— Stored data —

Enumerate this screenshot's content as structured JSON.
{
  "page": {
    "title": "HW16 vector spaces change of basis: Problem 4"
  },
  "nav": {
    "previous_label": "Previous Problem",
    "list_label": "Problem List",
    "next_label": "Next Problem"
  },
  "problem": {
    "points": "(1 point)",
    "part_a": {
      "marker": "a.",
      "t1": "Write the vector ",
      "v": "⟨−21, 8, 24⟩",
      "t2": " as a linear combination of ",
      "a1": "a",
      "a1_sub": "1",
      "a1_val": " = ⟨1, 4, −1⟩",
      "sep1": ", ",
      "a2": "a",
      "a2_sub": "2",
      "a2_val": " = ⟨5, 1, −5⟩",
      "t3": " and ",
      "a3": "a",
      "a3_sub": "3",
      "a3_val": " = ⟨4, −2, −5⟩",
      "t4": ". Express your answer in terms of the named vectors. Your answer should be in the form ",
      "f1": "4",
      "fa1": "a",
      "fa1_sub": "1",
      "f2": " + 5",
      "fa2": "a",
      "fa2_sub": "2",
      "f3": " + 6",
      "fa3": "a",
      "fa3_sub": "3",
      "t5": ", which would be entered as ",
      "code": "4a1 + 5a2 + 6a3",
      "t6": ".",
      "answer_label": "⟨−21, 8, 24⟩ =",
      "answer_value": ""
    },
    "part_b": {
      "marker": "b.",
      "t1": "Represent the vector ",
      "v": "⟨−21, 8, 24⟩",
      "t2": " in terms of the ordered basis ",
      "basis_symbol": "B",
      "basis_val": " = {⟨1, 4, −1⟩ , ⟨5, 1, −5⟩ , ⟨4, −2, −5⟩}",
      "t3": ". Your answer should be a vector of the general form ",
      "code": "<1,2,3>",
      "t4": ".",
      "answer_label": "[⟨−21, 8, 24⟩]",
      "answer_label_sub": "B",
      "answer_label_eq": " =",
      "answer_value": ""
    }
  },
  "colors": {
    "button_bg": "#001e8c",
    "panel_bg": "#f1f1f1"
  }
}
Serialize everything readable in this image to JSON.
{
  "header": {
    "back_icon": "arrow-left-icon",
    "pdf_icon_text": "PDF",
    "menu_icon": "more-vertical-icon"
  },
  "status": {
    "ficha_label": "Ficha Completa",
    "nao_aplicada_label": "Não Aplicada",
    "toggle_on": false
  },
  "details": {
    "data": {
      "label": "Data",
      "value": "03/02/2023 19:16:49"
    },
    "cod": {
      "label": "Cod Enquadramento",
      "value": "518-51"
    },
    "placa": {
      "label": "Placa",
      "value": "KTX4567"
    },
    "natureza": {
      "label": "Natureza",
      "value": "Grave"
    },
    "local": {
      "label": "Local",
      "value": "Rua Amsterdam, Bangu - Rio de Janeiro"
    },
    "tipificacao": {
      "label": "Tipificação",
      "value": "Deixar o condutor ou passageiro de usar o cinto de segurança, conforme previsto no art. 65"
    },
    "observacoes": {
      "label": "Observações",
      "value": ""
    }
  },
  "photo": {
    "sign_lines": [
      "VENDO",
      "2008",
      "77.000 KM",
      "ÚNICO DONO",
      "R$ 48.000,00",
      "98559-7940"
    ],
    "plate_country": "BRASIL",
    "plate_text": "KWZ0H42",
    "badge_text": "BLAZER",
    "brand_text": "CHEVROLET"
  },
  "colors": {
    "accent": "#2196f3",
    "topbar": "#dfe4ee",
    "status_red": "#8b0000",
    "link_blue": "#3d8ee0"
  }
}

— SHORT EXERCISE —
Each record above should be output again exactly.

— CORRECT RESPONSE —
Enumerate this screenshot's content as structured JSON.
{
  "page": {
    "title": "HW16 vector spaces change of basis: Problem 4"
  },
  "nav": {
    "previous_label": "Previous Problem",
    "list_label": "Problem List",
    "next_label": "Next Problem"
  },
  "problem": {
    "points": "(1 point)",
    "part_a": {
      "marker": "a.",
      "t1": "Write the vector ",
      "v": "⟨−21, 8, 24⟩",
      "t2": " as a linear combination of ",
      "a1": "a",
      "a1_sub": "1",
      "a1_val": " = ⟨1, 4, −1⟩",
      "sep1": ", ",
      "a2": "a",
      "a2_sub": "2",
      "a2_val": " = ⟨5, 1, −5⟩",
      "t3": " and ",
      "a3": "a",
      "a3_sub": "3",
      "a3_val": " = ⟨4, −2, −5⟩",
      "t4": ". Express your answer in terms of the named vectors. Your answer should be in the form ",
      "f1": "4",
      "fa1": "a",
      "fa1_sub": "1",
      "f2": " + 5",
      "fa2": "a",
      "fa2_sub": "2",
      "f3": " + 6",
      "fa3": "a",
      "fa3_sub": "3",
      "t5": ", which would be entered as ",
      "code": "4a1 + 5a2 + 6a3",
      "t6": ".",
      "answer_label": "⟨−21, 8, 24⟩ =",
      "answer_value": ""
    },
    "part_b": {
      "marker": "b.",
      "t1": "Represent the vector ",
      "v": "⟨−21, 8, 24⟩",
      "t2": " in terms of the ordered basis ",
      "basis_symbol": "B",
      "basis_val": " = {⟨1, 4, −1⟩ , ⟨5, 1, −5⟩ , ⟨4, −2, −5⟩}",
      "t3": ". Your answer should be a vector of the general form ",
      "code": "<1,2,3>",
      "t4": ".",
      "answer_label": "[⟨−21, 8, 24⟩]",
      "answer_label_sub": "B",
      "answer_label_eq": " =",
      "answer_value": ""
    }
  },
  "colors": {
    "button_bg": "#001e8c",
    "panel_bg": "#f1f1f1"
  }
}
Serialize everything readable in this image to JSON.
{
  "header": {
    "back_icon": "arrow-left-icon",
    "pdf_icon_text": "PDF",
    "menu_icon": "more-vertical-icon"
  },
  "status": {
    "ficha_label": "Ficha Completa",
    "nao_aplicada_label": "Não Aplicada",
    "toggle_on": false
  },
  "details": {
    "data": {
      "label": "Data",
      "value": "03/02/2023 19:16:49"
    },
    "cod": {
      "label": "Cod Enquadramento",
      "value": "518-51"
    },
    "placa": {
      "label": "Placa",
      "value": "KTX4567"
    },
    "natureza": {
      "label": "Natureza",
      "value": "Grave"
    },
    "local": {
      "label": "Local",
      "value": "Rua Amsterdam, Bangu - Rio de Janeiro"
    },
    "tipificacao": {
      "label": "Tipificação",
      "value": "Deixar o condutor ou passageiro de usar o cinto de segurança, conforme previsto no art. 65"
    },
    "observacoes": {
      "label": "Observações",
      "value": ""
    }
  },
  "photo": {
    "sign_lines": [
      "VENDO",
      "2008",
      "77.000 KM",
      "ÚNICO DONO",
      "R$ 48.000,00",
      "98559-7940"
    ],
    "plate_country": "BRASIL",
    "plate_text": "KWZ0H42",
    "badge_text": "BLAZER",
    "brand_text": "CHEVROLET"
  },
  "colors": {
    "accent": "#2196f3",
    "topbar": "#dfe4ee",
    "status_red": "#8b0000",
    "link_blue": "#3d8ee0"
  }
}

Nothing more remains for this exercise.